* [SET EXERCISE]:
Among the lines below, list those containing the string "żółta".

* [RECORD SET]:
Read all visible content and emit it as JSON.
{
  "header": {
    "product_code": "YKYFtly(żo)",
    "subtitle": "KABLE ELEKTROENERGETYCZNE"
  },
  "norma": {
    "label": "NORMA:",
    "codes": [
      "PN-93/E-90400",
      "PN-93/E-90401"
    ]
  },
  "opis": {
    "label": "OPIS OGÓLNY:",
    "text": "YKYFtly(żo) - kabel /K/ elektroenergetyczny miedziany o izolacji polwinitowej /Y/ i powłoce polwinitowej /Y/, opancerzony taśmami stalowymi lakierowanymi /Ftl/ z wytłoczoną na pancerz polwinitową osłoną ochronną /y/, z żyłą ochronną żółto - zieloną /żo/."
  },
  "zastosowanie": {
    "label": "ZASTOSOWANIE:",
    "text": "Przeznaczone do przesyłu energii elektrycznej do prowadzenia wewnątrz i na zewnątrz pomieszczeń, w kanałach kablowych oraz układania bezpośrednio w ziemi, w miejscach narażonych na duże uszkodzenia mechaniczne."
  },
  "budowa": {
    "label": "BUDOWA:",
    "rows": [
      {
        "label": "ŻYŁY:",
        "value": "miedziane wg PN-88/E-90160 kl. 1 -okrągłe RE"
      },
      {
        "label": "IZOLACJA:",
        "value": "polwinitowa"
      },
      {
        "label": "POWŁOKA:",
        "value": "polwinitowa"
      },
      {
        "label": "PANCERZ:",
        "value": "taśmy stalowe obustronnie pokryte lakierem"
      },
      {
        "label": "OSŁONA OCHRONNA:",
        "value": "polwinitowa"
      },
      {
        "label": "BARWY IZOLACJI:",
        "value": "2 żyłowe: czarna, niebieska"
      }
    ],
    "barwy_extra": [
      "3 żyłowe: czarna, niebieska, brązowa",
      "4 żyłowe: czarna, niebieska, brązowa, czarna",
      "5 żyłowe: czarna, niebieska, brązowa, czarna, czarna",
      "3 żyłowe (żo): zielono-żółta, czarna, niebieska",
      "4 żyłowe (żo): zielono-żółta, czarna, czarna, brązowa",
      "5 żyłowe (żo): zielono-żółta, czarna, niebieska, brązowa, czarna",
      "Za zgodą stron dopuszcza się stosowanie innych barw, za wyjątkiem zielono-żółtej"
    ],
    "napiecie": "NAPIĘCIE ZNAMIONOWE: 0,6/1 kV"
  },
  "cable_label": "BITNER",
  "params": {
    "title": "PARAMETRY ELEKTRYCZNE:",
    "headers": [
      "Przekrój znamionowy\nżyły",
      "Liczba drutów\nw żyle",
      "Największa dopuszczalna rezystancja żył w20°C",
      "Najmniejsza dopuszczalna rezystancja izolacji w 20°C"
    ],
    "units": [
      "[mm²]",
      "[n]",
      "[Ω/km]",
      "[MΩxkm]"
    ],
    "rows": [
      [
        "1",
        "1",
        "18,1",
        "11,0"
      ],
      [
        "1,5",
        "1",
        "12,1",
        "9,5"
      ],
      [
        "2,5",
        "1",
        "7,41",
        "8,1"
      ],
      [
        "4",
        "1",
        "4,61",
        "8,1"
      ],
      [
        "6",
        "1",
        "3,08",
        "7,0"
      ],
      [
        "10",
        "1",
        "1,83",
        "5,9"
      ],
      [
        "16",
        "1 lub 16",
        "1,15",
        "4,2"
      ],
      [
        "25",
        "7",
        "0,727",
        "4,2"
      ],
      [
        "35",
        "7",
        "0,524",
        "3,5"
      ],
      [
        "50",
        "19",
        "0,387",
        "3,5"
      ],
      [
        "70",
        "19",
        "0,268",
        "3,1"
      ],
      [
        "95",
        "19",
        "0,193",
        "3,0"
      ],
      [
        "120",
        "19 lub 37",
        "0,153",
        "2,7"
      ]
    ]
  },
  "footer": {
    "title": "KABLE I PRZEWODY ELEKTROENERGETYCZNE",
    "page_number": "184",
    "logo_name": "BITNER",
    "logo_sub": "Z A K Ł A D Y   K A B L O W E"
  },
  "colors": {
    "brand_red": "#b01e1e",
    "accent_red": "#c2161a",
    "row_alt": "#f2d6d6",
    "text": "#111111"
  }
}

* [TASK RESULT]:
      "3 żyłowe (żo): zielono-żółta, czarna, niebieska",
      "4 żyłowe (żo): zielono-żółta, czarna, czarna, brązowa",
      "5 żyłowe (żo): zielono-żółta, czarna, niebieska, brązowa, czarna",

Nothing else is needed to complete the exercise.